#### EXERCISE DIRECTIONS
From the listing that follows, extract every line and set it down unaltered.

#### SUPPLIED DATA
────────

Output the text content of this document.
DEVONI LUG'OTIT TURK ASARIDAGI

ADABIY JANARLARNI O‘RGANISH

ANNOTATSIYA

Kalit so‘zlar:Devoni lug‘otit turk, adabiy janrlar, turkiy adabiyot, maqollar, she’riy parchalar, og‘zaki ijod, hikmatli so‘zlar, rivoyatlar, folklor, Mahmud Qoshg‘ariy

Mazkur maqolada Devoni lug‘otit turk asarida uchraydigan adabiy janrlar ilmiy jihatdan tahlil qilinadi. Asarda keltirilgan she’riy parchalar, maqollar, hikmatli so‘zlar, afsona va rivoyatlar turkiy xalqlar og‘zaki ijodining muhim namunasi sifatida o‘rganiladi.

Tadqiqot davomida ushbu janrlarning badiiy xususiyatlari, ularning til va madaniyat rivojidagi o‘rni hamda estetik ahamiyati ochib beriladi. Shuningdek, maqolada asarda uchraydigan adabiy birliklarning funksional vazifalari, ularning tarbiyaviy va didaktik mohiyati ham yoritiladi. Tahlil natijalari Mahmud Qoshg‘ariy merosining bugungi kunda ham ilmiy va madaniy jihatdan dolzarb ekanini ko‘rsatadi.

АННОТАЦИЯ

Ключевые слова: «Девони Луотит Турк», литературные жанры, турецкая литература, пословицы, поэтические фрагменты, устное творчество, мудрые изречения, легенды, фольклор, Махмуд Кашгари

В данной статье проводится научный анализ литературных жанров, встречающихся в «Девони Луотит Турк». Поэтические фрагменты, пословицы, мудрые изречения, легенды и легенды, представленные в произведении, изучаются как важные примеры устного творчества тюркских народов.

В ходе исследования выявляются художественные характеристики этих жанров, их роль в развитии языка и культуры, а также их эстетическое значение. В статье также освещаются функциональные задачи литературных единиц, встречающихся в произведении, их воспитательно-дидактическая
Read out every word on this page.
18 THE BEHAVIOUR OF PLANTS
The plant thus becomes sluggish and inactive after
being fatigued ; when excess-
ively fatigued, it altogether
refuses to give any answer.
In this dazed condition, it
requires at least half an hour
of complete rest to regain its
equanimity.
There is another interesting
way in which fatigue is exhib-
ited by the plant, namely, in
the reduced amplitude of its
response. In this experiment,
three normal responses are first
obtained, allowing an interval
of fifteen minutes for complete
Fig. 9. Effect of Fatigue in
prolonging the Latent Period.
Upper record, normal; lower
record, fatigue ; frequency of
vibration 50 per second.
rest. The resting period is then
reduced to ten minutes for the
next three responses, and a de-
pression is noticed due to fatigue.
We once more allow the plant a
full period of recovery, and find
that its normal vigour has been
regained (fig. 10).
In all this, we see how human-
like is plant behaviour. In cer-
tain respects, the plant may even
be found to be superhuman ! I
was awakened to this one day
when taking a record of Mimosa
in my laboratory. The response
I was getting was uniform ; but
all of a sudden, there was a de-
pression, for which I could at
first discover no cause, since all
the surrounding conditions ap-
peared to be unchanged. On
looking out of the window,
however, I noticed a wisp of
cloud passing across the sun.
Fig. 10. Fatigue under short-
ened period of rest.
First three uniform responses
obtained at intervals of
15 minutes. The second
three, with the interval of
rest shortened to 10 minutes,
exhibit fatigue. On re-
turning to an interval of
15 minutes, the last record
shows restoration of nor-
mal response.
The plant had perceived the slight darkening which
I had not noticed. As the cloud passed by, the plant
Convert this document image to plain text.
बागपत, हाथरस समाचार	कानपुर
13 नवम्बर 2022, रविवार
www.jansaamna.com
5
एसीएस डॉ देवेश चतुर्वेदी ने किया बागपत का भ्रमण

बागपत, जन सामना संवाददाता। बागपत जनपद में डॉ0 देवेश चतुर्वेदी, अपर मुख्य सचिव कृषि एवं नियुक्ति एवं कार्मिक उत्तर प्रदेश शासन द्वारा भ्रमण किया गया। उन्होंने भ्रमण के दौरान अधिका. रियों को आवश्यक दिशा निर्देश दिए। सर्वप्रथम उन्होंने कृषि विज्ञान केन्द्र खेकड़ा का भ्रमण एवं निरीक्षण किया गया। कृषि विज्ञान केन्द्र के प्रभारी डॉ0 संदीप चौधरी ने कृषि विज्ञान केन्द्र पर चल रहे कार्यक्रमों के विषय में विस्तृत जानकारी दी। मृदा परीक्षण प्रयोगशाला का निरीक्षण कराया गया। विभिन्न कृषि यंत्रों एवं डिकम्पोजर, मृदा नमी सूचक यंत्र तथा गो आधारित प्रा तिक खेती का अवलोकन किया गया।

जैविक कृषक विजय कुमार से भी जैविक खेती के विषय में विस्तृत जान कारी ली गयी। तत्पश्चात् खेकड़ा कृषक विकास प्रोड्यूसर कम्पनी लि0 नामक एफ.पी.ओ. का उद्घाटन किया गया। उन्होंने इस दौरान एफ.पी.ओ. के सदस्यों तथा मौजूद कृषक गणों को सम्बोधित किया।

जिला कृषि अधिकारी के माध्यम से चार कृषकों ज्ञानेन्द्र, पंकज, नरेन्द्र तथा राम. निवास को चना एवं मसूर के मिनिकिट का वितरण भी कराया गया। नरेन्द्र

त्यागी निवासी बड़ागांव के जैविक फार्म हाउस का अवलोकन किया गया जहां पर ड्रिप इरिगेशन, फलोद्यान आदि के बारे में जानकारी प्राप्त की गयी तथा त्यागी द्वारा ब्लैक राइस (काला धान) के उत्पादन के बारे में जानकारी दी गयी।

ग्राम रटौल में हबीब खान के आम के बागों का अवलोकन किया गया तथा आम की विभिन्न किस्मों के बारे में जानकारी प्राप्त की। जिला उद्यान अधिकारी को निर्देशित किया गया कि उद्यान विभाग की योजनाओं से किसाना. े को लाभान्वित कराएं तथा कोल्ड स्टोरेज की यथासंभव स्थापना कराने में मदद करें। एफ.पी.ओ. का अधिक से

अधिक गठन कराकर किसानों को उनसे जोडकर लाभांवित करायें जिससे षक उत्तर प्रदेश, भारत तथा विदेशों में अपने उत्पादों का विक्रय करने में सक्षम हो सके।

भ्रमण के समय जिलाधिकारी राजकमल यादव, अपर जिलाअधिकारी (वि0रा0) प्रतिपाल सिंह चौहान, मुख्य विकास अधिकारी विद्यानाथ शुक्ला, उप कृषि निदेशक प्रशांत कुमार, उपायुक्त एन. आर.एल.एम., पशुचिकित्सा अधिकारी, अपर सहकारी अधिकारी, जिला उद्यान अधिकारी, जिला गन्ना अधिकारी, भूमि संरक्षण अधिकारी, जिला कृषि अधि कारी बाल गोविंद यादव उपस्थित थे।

────────

#### OUTPUT
Output the text content of this document.
DEVONI LUG'OTIT TURK ASARIDAGI

ADABIY JANARLARNI O‘RGANISH

ANNOTATSIYA

Kalit so‘zlar:Devoni lug‘otit turk, adabiy janrlar, turkiy adabiyot, maqollar, she’riy parchalar, og‘zaki ijod, hikmatli so‘zlar, rivoyatlar, folklor, Mahmud Qoshg‘ariy

Mazkur maqolada Devoni lug‘otit turk asarida uchraydigan adabiy janrlar ilmiy jihatdan tahlil qilinadi. Asarda keltirilgan she’riy parchalar, maqollar, hikmatli so‘zlar, afsona va rivoyatlar turkiy xalqlar og‘zaki ijodining muhim namunasi sifatida o‘rganiladi.

Tadqiqot davomida ushbu janrlarning badiiy xususiyatlari, ularning til va madaniyat rivojidagi o‘rni hamda estetik ahamiyati ochib beriladi. Shuningdek, maqolada asarda uchraydigan adabiy birliklarning funksional vazifalari, ularning tarbiyaviy va didaktik mohiyati ham yoritiladi. Tahlil natijalari Mahmud Qoshg‘ariy merosining bugungi kunda ham ilmiy va madaniy jihatdan dolzarb ekanini ko‘rsatadi.

АННОТАЦИЯ

Ключевые слова: «Девони Луотит Турк», литературные жанры, турецкая литература, пословицы, поэтические фрагменты, устное творчество, мудрые изречения, легенды, фольклор, Махмуд Кашгари

В данной статье проводится научный анализ литературных жанров, встречающихся в «Девони Луотит Турк». Поэтические фрагменты, пословицы, мудрые изречения, легенды и легенды, представленные в произведении, изучаются как важные примеры устного творчества тюркских народов.

В ходе исследования выявляются художественные характеристики этих жанров, их роль в развитии языка и культуры, а также их эстетическое значение. В статье также освещаются функциональные задачи литературных единиц, встречающихся в произведении, их воспитательно-дидактическая
Read out every word on this page.
18 THE BEHAVIOUR OF PLANTS
The plant thus becomes sluggish and inactive after
being fatigued ; when excess-
ively fatigued, it altogether
refuses to give any answer.
In this dazed condition, it
requires at least half an hour
of complete rest to regain its
equanimity.
There is another interesting
way in which fatigue is exhib-
ited by the plant, namely, in
the reduced amplitude of its
response. In this experiment,
three normal responses are first
obtained, allowing an interval
of fifteen minutes for complete
Fig. 9. Effect of Fatigue in
prolonging the Latent Period.
Upper record, normal; lower
record, fatigue ; frequency of
vibration 50 per second.
rest. The resting period is then
reduced to ten minutes for the
next three responses, and a de-
pression is noticed due to fatigue.
We once more allow the plant a
full period of recovery, and find
that its normal vigour has been
regained (fig. 10).
In all this, we see how human-
like is plant behaviour. In cer-
tain respects, the plant may even
be found to be superhuman ! I
was awakened to this one day
when taking a record of Mimosa
in my laboratory. The response
I was getting was uniform ; but
all of a sudden, there was a de-
pression, for which I could at
first discover no cause, since all
the surrounding conditions ap-
peared to be unchanged. On
looking out of the window,
however, I noticed a wisp of
cloud passing across the sun.
Fig. 10. Fatigue under short-
ened period of rest.
First three uniform responses
obtained at intervals of
15 minutes. The second
three, with the interval of
rest shortened to 10 minutes,
exhibit fatigue. On re-
turning to an interval of
15 minutes, the last record
shows restoration of nor-
mal response.
The plant had perceived the slight darkening which
I had not noticed. As the cloud passed by, the plant
Convert this document image to plain text.
बागपत, हाथरस समाचार	कानपुर
13 नवम्बर 2022, रविवार
www.jansaamna.com
5
एसीएस डॉ देवेश चतुर्वेदी ने किया बागपत का भ्रमण

बागपत, जन सामना संवाददाता। बागपत जनपद में डॉ0 देवेश चतुर्वेदी, अपर मुख्य सचिव कृषि एवं नियुक्ति एवं कार्मिक उत्तर प्रदेश शासन द्वारा भ्रमण किया गया। उन्होंने भ्रमण के दौरान अधिका. रियों को आवश्यक दिशा निर्देश दिए। सर्वप्रथम उन्होंने कृषि विज्ञान केन्द्र खेकड़ा का भ्रमण एवं निरीक्षण किया गया। कृषि विज्ञान केन्द्र के प्रभारी डॉ0 संदीप चौधरी ने कृषि विज्ञान केन्द्र पर चल रहे कार्यक्रमों के विषय में विस्तृत जानकारी दी। मृदा परीक्षण प्रयोगशाला का निरीक्षण कराया गया। विभिन्न कृषि यंत्रों एवं डिकम्पोजर, मृदा नमी सूचक यंत्र तथा गो आधारित प्रा तिक खेती का अवलोकन किया गया।

जैविक कृषक विजय कुमार से भी जैविक खेती के विषय में विस्तृत जान कारी ली गयी। तत्पश्चात् खेकड़ा कृषक विकास प्रोड्यूसर कम्पनी लि0 नामक एफ.पी.ओ. का उद्घाटन किया गया। उन्होंने इस दौरान एफ.पी.ओ. के सदस्यों तथा मौजूद कृषक गणों को सम्बोधित किया।

जिला कृषि अधिकारी के माध्यम से चार कृषकों ज्ञानेन्द्र, पंकज, नरेन्द्र तथा राम. निवास को चना एवं मसूर के मिनिकिट का वितरण भी कराया गया। नरेन्द्र

त्यागी निवासी बड़ागांव के जैविक फार्म हाउस का अवलोकन किया गया जहां पर ड्रिप इरिगेशन, फलोद्यान आदि के बारे में जानकारी प्राप्त की गयी तथा त्यागी द्वारा ब्लैक राइस (काला धान) के उत्पादन के बारे में जानकारी दी गयी।

ग्राम रटौल में हबीब खान के आम के बागों का अवलोकन किया गया तथा आम की विभिन्न किस्मों के बारे में जानकारी प्राप्त की। जिला उद्यान अधिकारी को निर्देशित किया गया कि उद्यान विभाग की योजनाओं से किसाना. े को लाभान्वित कराएं तथा कोल्ड स्टोरेज की यथासंभव स्थापना कराने में मदद करें। एफ.पी.ओ. का अधिक से

अधिक गठन कराकर किसानों को उनसे जोडकर लाभांवित करायें जिससे षक उत्तर प्रदेश, भारत तथा विदेशों में अपने उत्पादों का विक्रय करने में सक्षम हो सके।

भ्रमण के समय जिलाधिकारी राजकमल यादव, अपर जिलाअधिकारी (वि0रा0) प्रतिपाल सिंह चौहान, मुख्य विकास अधिकारी विद्यानाथ शुक्ला, उप कृषि निदेशक प्रशांत कुमार, उपायुक्त एन. आर.एल.एम., पशुचिकित्सा अधिकारी, अपर सहकारी अधिकारी, जिला उद्यान अधिकारी, जिला गन्ना अधिकारी, भूमि संरक्षण अधिकारी, जिला कृषि अधि कारी बाल गोविंद यादव उपस्थित थे।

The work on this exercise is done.